**THE TASK**
Each line of the material below should be reproduced exactly.

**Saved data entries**

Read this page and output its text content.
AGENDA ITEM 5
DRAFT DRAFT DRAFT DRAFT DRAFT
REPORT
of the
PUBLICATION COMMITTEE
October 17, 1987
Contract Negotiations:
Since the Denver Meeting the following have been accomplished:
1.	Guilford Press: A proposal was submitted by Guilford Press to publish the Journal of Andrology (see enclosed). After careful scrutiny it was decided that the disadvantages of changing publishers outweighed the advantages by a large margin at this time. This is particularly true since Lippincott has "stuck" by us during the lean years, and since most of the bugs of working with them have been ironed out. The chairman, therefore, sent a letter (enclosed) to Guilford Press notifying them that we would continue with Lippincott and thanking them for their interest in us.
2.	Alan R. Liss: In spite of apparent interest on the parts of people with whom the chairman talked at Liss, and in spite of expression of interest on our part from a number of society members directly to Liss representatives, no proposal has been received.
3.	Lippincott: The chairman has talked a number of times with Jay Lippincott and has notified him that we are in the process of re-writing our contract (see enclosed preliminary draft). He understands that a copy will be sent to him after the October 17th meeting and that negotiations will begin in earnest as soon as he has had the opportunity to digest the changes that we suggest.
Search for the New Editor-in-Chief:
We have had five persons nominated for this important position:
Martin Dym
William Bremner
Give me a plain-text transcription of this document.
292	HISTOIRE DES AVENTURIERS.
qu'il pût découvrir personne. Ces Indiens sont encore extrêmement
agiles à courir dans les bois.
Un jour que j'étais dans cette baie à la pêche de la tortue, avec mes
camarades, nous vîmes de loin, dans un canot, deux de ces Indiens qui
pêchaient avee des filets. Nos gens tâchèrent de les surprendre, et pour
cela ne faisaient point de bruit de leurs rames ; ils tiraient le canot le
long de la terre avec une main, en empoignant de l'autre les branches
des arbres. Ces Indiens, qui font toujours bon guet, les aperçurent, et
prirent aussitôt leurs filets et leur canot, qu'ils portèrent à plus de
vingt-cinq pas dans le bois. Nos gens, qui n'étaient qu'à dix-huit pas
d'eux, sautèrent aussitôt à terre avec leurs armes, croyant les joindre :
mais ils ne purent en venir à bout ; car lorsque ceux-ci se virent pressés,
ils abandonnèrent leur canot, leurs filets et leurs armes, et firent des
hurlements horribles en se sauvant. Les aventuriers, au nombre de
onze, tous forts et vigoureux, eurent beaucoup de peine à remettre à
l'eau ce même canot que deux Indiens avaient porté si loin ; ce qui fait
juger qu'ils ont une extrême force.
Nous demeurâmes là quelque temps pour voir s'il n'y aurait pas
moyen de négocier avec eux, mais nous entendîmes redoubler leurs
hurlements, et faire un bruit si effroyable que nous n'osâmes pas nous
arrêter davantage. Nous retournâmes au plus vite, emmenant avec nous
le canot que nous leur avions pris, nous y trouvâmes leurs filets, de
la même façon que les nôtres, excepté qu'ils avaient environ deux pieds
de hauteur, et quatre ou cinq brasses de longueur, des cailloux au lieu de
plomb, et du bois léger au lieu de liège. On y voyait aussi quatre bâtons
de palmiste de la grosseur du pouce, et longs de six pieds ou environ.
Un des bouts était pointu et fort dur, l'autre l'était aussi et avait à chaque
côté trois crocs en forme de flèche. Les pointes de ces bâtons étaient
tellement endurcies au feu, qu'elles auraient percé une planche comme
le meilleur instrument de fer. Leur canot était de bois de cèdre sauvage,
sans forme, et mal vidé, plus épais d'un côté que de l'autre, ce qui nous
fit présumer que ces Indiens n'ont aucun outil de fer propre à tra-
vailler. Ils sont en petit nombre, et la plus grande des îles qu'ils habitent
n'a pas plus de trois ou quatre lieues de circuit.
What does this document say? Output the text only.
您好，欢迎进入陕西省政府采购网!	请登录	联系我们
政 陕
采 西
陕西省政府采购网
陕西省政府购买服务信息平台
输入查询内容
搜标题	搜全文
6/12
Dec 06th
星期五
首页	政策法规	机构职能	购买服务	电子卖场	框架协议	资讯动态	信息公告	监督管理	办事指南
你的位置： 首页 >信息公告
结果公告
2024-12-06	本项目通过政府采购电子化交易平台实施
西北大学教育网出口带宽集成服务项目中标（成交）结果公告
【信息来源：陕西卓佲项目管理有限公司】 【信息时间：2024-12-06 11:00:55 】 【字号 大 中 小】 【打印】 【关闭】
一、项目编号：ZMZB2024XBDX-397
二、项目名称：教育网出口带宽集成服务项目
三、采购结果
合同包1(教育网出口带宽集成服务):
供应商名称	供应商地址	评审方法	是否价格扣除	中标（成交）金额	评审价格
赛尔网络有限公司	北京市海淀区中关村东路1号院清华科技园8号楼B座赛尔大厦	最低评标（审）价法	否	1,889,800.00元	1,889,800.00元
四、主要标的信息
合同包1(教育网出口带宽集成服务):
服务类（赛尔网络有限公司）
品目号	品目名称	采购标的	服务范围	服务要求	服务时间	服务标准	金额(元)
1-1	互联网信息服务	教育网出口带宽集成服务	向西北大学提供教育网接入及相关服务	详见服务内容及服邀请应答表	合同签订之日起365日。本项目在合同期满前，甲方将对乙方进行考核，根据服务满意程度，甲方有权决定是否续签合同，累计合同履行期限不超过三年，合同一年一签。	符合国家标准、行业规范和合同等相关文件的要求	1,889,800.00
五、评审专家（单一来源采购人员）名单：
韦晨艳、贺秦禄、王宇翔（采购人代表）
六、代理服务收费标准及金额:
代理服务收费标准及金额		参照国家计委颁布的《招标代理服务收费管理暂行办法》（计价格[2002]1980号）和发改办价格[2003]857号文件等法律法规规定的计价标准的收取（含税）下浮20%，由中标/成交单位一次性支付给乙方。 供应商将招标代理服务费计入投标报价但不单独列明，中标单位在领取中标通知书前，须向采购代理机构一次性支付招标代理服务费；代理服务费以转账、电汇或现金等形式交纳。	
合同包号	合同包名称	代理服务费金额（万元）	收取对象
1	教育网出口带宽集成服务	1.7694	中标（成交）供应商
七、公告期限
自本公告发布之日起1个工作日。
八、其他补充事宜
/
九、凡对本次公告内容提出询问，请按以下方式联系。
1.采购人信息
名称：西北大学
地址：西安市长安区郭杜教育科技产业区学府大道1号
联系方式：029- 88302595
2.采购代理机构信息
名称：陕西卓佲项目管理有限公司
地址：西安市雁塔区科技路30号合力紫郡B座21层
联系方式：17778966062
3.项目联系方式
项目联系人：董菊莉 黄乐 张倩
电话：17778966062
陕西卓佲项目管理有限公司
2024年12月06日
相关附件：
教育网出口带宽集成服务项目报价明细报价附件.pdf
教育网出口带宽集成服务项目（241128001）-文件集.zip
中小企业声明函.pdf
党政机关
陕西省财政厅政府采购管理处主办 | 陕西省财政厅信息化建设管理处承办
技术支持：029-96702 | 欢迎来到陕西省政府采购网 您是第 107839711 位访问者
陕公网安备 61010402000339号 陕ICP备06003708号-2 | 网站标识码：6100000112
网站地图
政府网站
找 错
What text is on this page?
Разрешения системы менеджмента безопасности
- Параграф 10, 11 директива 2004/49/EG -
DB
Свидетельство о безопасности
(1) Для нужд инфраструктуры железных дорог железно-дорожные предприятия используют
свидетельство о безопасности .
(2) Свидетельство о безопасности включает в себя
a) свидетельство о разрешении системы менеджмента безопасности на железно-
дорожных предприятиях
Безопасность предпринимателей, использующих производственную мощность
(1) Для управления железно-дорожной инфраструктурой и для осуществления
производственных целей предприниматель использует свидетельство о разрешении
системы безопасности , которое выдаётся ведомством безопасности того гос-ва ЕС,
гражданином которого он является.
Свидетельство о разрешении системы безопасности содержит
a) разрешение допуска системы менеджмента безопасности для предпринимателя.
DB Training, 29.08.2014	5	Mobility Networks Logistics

**ANSWER**
Read this page and output its text content.
AGENDA ITEM 5
DRAFT DRAFT DRAFT DRAFT DRAFT
REPORT
of the
PUBLICATION COMMITTEE
October 17, 1987
Contract Negotiations:
Since the Denver Meeting the following have been accomplished:
1.	Guilford Press: A proposal was submitted by Guilford Press to publish the Journal of Andrology (see enclosed). After careful scrutiny it was decided that the disadvantages of changing publishers outweighed the advantages by a large margin at this time. This is particularly true since Lippincott has "stuck" by us during the lean years, and since most of the bugs of working with them have been ironed out. The chairman, therefore, sent a letter (enclosed) to Guilford Press notifying them that we would continue with Lippincott and thanking them for their interest in us.
2.	Alan R. Liss: In spite of apparent interest on the parts of people with whom the chairman talked at Liss, and in spite of expression of interest on our part from a number of society members directly to Liss representatives, no proposal has been received.
3.	Lippincott: The chairman has talked a number of times with Jay Lippincott and has notified him that we are in the process of re-writing our contract (see enclosed preliminary draft). He understands that a copy will be sent to him after the October 17th meeting and that negotiations will begin in earnest as soon as he has had the opportunity to digest the changes that we suggest.
Search for the New Editor-in-Chief:
We have had five persons nominated for this important position:
Martin Dym
William Bremner
Give me a plain-text transcription of this document.
292	HISTOIRE DES AVENTURIERS.
qu'il pût découvrir personne. Ces Indiens sont encore extrêmement
agiles à courir dans les bois.
Un jour que j'étais dans cette baie à la pêche de la tortue, avec mes
camarades, nous vîmes de loin, dans un canot, deux de ces Indiens qui
pêchaient avee des filets. Nos gens tâchèrent de les surprendre, et pour
cela ne faisaient point de bruit de leurs rames ; ils tiraient le canot le
long de la terre avec une main, en empoignant de l'autre les branches
des arbres. Ces Indiens, qui font toujours bon guet, les aperçurent, et
prirent aussitôt leurs filets et leur canot, qu'ils portèrent à plus de
vingt-cinq pas dans le bois. Nos gens, qui n'étaient qu'à dix-huit pas
d'eux, sautèrent aussitôt à terre avec leurs armes, croyant les joindre :
mais ils ne purent en venir à bout ; car lorsque ceux-ci se virent pressés,
ils abandonnèrent leur canot, leurs filets et leurs armes, et firent des
hurlements horribles en se sauvant. Les aventuriers, au nombre de
onze, tous forts et vigoureux, eurent beaucoup de peine à remettre à
l'eau ce même canot que deux Indiens avaient porté si loin ; ce qui fait
juger qu'ils ont une extrême force.
Nous demeurâmes là quelque temps pour voir s'il n'y aurait pas
moyen de négocier avec eux, mais nous entendîmes redoubler leurs
hurlements, et faire un bruit si effroyable que nous n'osâmes pas nous
arrêter davantage. Nous retournâmes au plus vite, emmenant avec nous
le canot que nous leur avions pris, nous y trouvâmes leurs filets, de
la même façon que les nôtres, excepté qu'ils avaient environ deux pieds
de hauteur, et quatre ou cinq brasses de longueur, des cailloux au lieu de
plomb, et du bois léger au lieu de liège. On y voyait aussi quatre bâtons
de palmiste de la grosseur du pouce, et longs de six pieds ou environ.
Un des bouts était pointu et fort dur, l'autre l'était aussi et avait à chaque
côté trois crocs en forme de flèche. Les pointes de ces bâtons étaient
tellement endurcies au feu, qu'elles auraient percé une planche comme
le meilleur instrument de fer. Leur canot était de bois de cèdre sauvage,
sans forme, et mal vidé, plus épais d'un côté que de l'autre, ce qui nous
fit présumer que ces Indiens n'ont aucun outil de fer propre à tra-
vailler. Ils sont en petit nombre, et la plus grande des îles qu'ils habitent
n'a pas plus de trois ou quatre lieues de circuit.
What does this document say? Output the text only.
您好，欢迎进入陕西省政府采购网!	请登录	联系我们
政 陕
采 西
陕西省政府采购网
陕西省政府购买服务信息平台
输入查询内容
搜标题	搜全文
6/12
Dec 06th
星期五
首页	政策法规	机构职能	购买服务	电子卖场	框架协议	资讯动态	信息公告	监督管理	办事指南
你的位置： 首页 >信息公告
结果公告
2024-12-06	本项目通过政府采购电子化交易平台实施
西北大学教育网出口带宽集成服务项目中标（成交）结果公告
【信息来源：陕西卓佲项目管理有限公司】 【信息时间：2024-12-06 11:00:55 】 【字号 大 中 小】 【打印】 【关闭】
一、项目编号：ZMZB2024XBDX-397
二、项目名称：教育网出口带宽集成服务项目
三、采购结果
合同包1(教育网出口带宽集成服务):
供应商名称	供应商地址	评审方法	是否价格扣除	中标（成交）金额	评审价格
赛尔网络有限公司	北京市海淀区中关村东路1号院清华科技园8号楼B座赛尔大厦	最低评标（审）价法	否	1,889,800.00元	1,889,800.00元
四、主要标的信息
合同包1(教育网出口带宽集成服务):
服务类（赛尔网络有限公司）
品目号	品目名称	采购标的	服务范围	服务要求	服务时间	服务标准	金额(元)
1-1	互联网信息服务	教育网出口带宽集成服务	向西北大学提供教育网接入及相关服务	详见服务内容及服邀请应答表	合同签订之日起365日。本项目在合同期满前，甲方将对乙方进行考核，根据服务满意程度，甲方有权决定是否续签合同，累计合同履行期限不超过三年，合同一年一签。	符合国家标准、行业规范和合同等相关文件的要求	1,889,800.00
五、评审专家（单一来源采购人员）名单：
韦晨艳、贺秦禄、王宇翔（采购人代表）
六、代理服务收费标准及金额:
代理服务收费标准及金额		参照国家计委颁布的《招标代理服务收费管理暂行办法》（计价格[2002]1980号）和发改办价格[2003]857号文件等法律法规规定的计价标准的收取（含税）下浮20%，由中标/成交单位一次性支付给乙方。 供应商将招标代理服务费计入投标报价但不单独列明，中标单位在领取中标通知书前，须向采购代理机构一次性支付招标代理服务费；代理服务费以转账、电汇或现金等形式交纳。	
合同包号	合同包名称	代理服务费金额（万元）	收取对象
1	教育网出口带宽集成服务	1.7694	中标（成交）供应商
七、公告期限
自本公告发布之日起1个工作日。
八、其他补充事宜
/
九、凡对本次公告内容提出询问，请按以下方式联系。
1.采购人信息
名称：西北大学
地址：西安市长安区郭杜教育科技产业区学府大道1号
联系方式：029- 88302595
2.采购代理机构信息
名称：陕西卓佲项目管理有限公司
地址：西安市雁塔区科技路30号合力紫郡B座21层
联系方式：17778966062
3.项目联系方式
项目联系人：董菊莉 黄乐 张倩
电话：17778966062
陕西卓佲项目管理有限公司
2024年12月06日
相关附件：
教育网出口带宽集成服务项目报价明细报价附件.pdf
教育网出口带宽集成服务项目（241128001）-文件集.zip
中小企业声明函.pdf
党政机关
陕西省财政厅政府采购管理处主办 | 陕西省财政厅信息化建设管理处承办
技术支持：029-96702 | 欢迎来到陕西省政府采购网 您是第 107839711 位访问者
陕公网安备 61010402000339号 陕ICP备06003708号-2 | 网站标识码：6100000112
网站地图
政府网站
找 错
What text is on this page?
Разрешения системы менеджмента безопасности
- Параграф 10, 11 директива 2004/49/EG -
DB
Свидетельство о безопасности
(1) Для нужд инфраструктуры железных дорог железно-дорожные предприятия используют
свидетельство о безопасности .
(2) Свидетельство о безопасности включает в себя
a) свидетельство о разрешении системы менеджмента безопасности на железно-
дорожных предприятиях
Безопасность предпринимателей, использующих производственную мощность
(1) Для управления железно-дорожной инфраструктурой и для осуществления
производственных целей предприниматель использует свидетельство о разрешении
системы безопасности , которое выдаётся ведомством безопасности того гос-ва ЕС,
гражданином которого он является.
Свидетельство о разрешении системы безопасности содержит
a) разрешение допуска системы менеджмента безопасности для предпринимателя.
DB Training, 29.08.2014	5	Mobility Networks Logistics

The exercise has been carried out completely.